— Given task —
Extract the full set of records that follows, word for word.

START

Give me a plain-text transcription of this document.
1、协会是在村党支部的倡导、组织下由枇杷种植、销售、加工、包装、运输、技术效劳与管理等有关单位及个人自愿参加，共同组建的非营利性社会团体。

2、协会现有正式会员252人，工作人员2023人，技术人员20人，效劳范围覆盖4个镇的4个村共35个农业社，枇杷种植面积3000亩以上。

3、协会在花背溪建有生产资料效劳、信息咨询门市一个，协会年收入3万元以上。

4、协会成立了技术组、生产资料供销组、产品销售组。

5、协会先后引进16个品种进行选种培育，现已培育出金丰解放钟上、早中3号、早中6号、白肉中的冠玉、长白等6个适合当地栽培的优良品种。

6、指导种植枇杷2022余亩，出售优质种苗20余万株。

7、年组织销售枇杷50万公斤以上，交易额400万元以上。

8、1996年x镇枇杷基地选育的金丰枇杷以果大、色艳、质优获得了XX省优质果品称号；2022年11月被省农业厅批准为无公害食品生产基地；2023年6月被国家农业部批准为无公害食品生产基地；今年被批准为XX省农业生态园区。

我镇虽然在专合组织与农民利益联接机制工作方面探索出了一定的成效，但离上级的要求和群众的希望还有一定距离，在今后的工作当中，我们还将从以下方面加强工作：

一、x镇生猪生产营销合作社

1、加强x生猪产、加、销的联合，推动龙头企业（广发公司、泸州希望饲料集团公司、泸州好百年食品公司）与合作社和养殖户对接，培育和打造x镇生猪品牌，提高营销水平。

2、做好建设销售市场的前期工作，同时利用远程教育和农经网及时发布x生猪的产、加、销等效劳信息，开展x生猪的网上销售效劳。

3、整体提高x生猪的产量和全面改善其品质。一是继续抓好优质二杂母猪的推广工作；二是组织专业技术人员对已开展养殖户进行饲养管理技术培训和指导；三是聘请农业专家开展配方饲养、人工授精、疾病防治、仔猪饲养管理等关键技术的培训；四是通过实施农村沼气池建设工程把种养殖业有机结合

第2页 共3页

END

— Result —
Give me a plain-text transcription of this document.
1、协会是在村党支部的倡导、组织下由枇杷种植、销售、加工、包装、运输、技术效劳与管理等有关单位及个人自愿参加，共同组建的非营利性社会团体。

2、协会现有正式会员252人，工作人员2023人，技术人员20人，效劳范围覆盖4个镇的4个村共35个农业社，枇杷种植面积3000亩以上。

3、协会在花背溪建有生产资料效劳、信息咨询门市一个，协会年收入3万元以上。

4、协会成立了技术组、生产资料供销组、产品销售组。

5、协会先后引进16个品种进行选种培育，现已培育出金丰解放钟上、早中3号、早中6号、白肉中的冠玉、长白等6个适合当地栽培的优良品种。

6、指导种植枇杷2022余亩，出售优质种苗20余万株。

7、年组织销售枇杷50万公斤以上，交易额400万元以上。

8、1996年x镇枇杷基地选育的金丰枇杷以果大、色艳、质优获得了XX省优质果品称号；2022年11月被省农业厅批准为无公害食品生产基地；2023年6月被国家农业部批准为无公害食品生产基地；今年被批准为XX省农业生态园区。

我镇虽然在专合组织与农民利益联接机制工作方面探索出了一定的成效，但离上级的要求和群众的希望还有一定距离，在今后的工作当中，我们还将从以下方面加强工作：

一、x镇生猪生产营销合作社

1、加强x生猪产、加、销的联合，推动龙头企业（广发公司、泸州希望饲料集团公司、泸州好百年食品公司）与合作社和养殖户对接，培育和打造x镇生猪品牌，提高营销水平。

2、做好建设销售市场的前期工作，同时利用远程教育和农经网及时发布x生猪的产、加、销等效劳信息，开展x生猪的网上销售效劳。

3、整体提高x生猪的产量和全面改善其品质。一是继续抓好优质二杂母猪的推广工作；二是组织专业技术人员对已开展养殖户进行饲养管理技术培训和指导；三是聘请农业专家开展配方饲养、人工授精、疾病防治、仔猪饲养管理等关键技术的培训；四是通过实施农村沼气池建设工程把种养殖业有机结合

第2页 共3页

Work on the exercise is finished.